What needs to be done: Without including any images, repeat the data exactly.

Stored records:
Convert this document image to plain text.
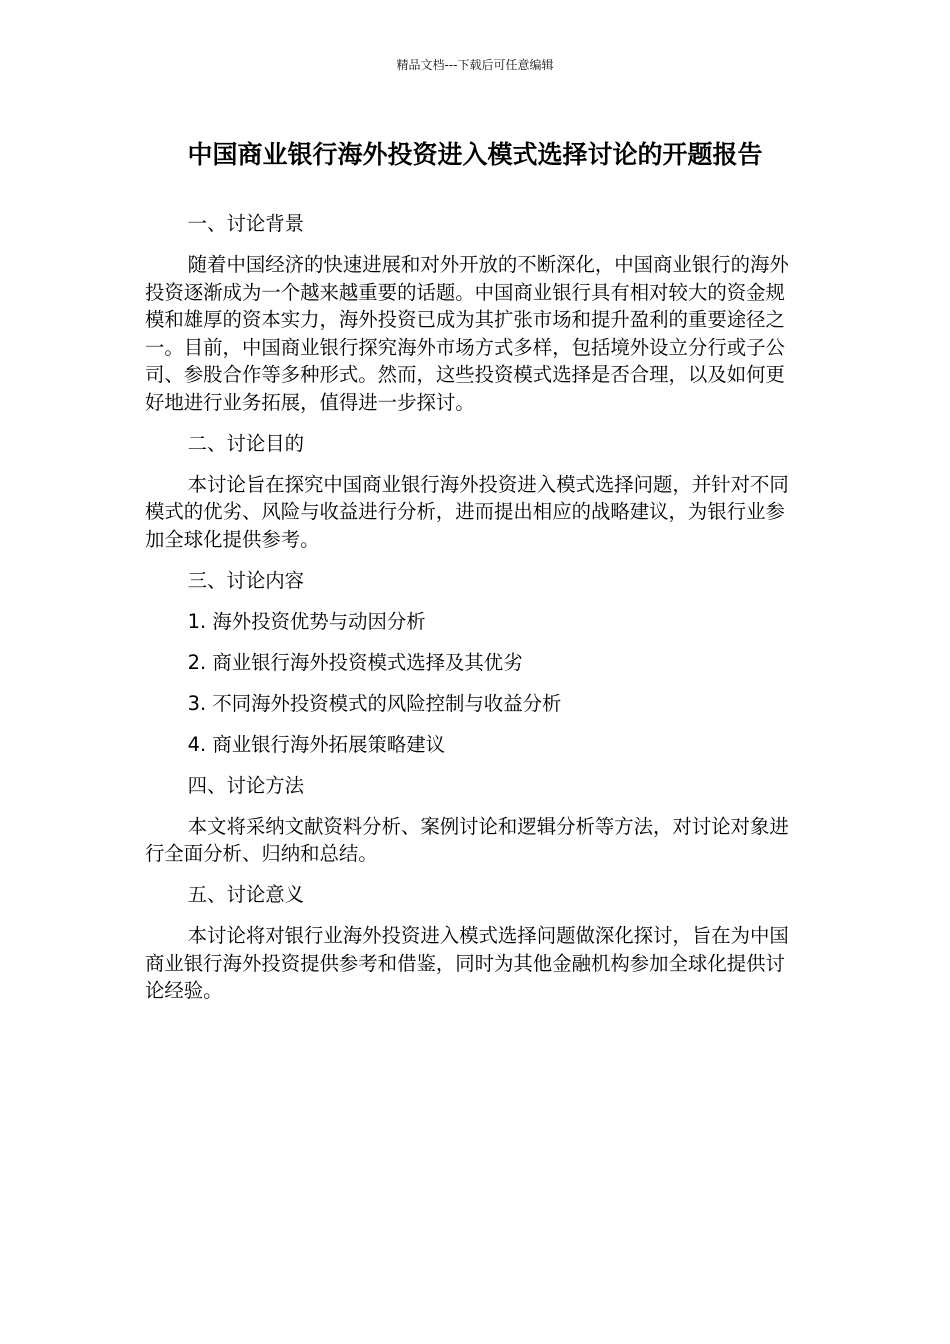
精品文档---下载后可任意编辑
中国商业银行海外投资进入模式选择讨论的开题报告

一、讨论背景

随着中国经济的快速进展和对外开放的不断深化，中国商业银行的海外投资逐渐成为一个越来越重要的话题。中国商业银行具有相对较大的资金规模和雄厚的资本实力，海外投资已成为其扩张市场和提升盈利的重要途径之一。目前，中国商业银行探究海外市场方式多样，包括境外设立分行或子公司、参股合作等多种形式。然而，这些投资模式选择是否合理，以及如何更好地进行业务拓展，值得进一步探讨。

二、讨论目的

本讨论旨在探究中国商业银行海外投资进入模式选择问题，并针对不同模式的优劣、风险与收益进行分析，进而提出相应的战略建议，为银行业参加全球化提供参考。

三、讨论内容

1. 海外投资优势与动因分析

2. 商业银行海外投资模式选择及其优劣

3. 不同海外投资模式的风险控制与收益分析

4. 商业银行海外拓展策略建议

四、讨论方法

本文将采纳文献资料分析、案例讨论和逻辑分析等方法，对讨论对象进行全面分析、归纳和总结。

五、讨论意义

本讨论将对银行业海外投资进入模式选择问题做深化探讨，旨在为中国商业银行海外投资提供参考和借鉴，同时为其他金融机构参加全球化提供讨论经验。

Exercise answer:
Convert this document image to plain text.
精品文档---下载后可任意编辑
中国商业银行海外投资进入模式选择讨论的开题报告

一、讨论背景

随着中国经济的快速进展和对外开放的不断深化，中国商业银行的海外投资逐渐成为一个越来越重要的话题。中国商业银行具有相对较大的资金规模和雄厚的资本实力，海外投资已成为其扩张市场和提升盈利的重要途径之一。目前，中国商业银行探究海外市场方式多样，包括境外设立分行或子公司、参股合作等多种形式。然而，这些投资模式选择是否合理，以及如何更好地进行业务拓展，值得进一步探讨。

二、讨论目的

本讨论旨在探究中国商业银行海外投资进入模式选择问题，并针对不同模式的优劣、风险与收益进行分析，进而提出相应的战略建议，为银行业参加全球化提供参考。

三、讨论内容

1. 海外投资优势与动因分析

2. 商业银行海外投资模式选择及其优劣

3. 不同海外投资模式的风险控制与收益分析

4. 商业银行海外拓展策略建议

四、讨论方法

本文将采纳文献资料分析、案例讨论和逻辑分析等方法，对讨论对象进行全面分析、归纳和总结。

五、讨论意义

本讨论将对银行业海外投资进入模式选择问题做深化探讨，旨在为中国商业银行海外投资提供参考和借鉴，同时为其他金融机构参加全球化提供讨论经验。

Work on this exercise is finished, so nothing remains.